◆ **DATA EXTRACT**:
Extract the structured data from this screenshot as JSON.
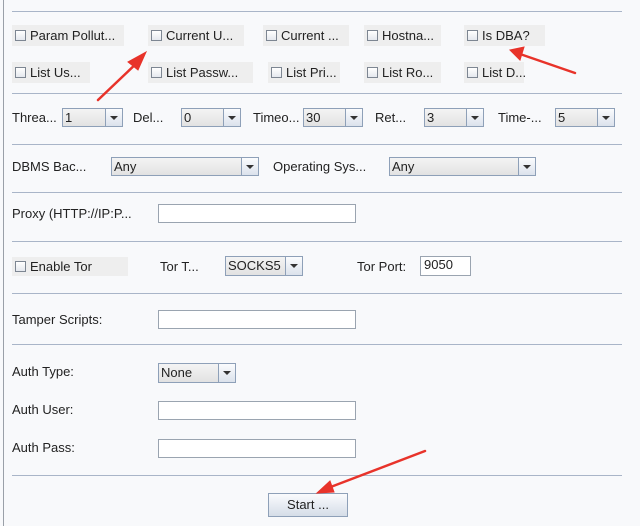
{
  "checkboxes_row1": [
    "Param Pollut...",
    "Current U...",
    "Current ...",
    "Hostna...",
    "Is DBA?"
  ],
  "checkboxes_row2": [
    "List Us...",
    "List Passw...",
    "List Pri...",
    "List Ro...",
    "List D..."
  ],
  "request": {
    "threads_label": "Threa...",
    "threads": "1",
    "delay_label": "Del...",
    "delay": "0",
    "timeout_label": "Timeo...",
    "timeout": "30",
    "retries_label": "Ret...",
    "retries": "3",
    "timesec_label": "Time-...",
    "timesec": "5"
  },
  "dbms": {
    "label": "DBMS Bac...",
    "value": "Any",
    "os_label": "Operating Sys...",
    "os_value": "Any"
  },
  "proxy": {
    "label": "Proxy (HTTP://IP:P...",
    "value": ""
  },
  "tor": {
    "enable_label": "Enable Tor",
    "type_label": "Tor T...",
    "type": "SOCKS5",
    "port_label": "Tor Port:",
    "port": "9050"
  },
  "tamper": {
    "label": "Tamper Scripts:",
    "value": ""
  },
  "auth": {
    "type_label": "Auth Type:",
    "type": "None",
    "user_label": "Auth User:",
    "user": "",
    "pass_label": "Auth Pass:",
    "pass": ""
  },
  "start_label": "Start ...",
  "colors": {
    "annotation_arrow": "#e8332a"
  }
}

◆ **TASK TO COMPLETE**: Make an exact copy of the data, leaving its pictures out.

◆ **FINISHED EXERCISE**:
Extract the structured data from this screenshot as JSON.
{
  "checkboxes_row1": [
    "Param Pollut...",
    "Current U...",
    "Current ...",
    "Hostna...",
    "Is DBA?"
  ],
  "checkboxes_row2": [
    "List Us...",
    "List Passw...",
    "List Pri...",
    "List Ro...",
    "List D..."
  ],
  "request": {
    "threads_label": "Threa...",
    "threads": "1",
    "delay_label": "Del...",
    "delay": "0",
    "timeout_label": "Timeo...",
    "timeout": "30",
    "retries_label": "Ret...",
    "retries": "3",
    "timesec_label": "Time-...",
    "timesec": "5"
  },
  "dbms": {
    "label": "DBMS Bac...",
    "value": "Any",
    "os_label": "Operating Sys...",
    "os_value": "Any"
  },
  "proxy": {
    "label": "Proxy (HTTP://IP:P...",
    "value": ""
  },
  "tor": {
    "enable_label": "Enable Tor",
    "type_label": "Tor T...",
    "type": "SOCKS5",
    "port_label": "Tor Port:",
    "port": "9050"
  },
  "tamper": {
    "label": "Tamper Scripts:",
    "value": ""
  },
  "auth": {
    "type_label": "Auth Type:",
    "type": "None",
    "user_label": "Auth User:",
    "user": "",
    "pass_label": "Auth Pass:",
    "pass": ""
  },
  "start_label": "Start ...",
  "colors": {
    "annotation_arrow": "#e8332a"
  }
}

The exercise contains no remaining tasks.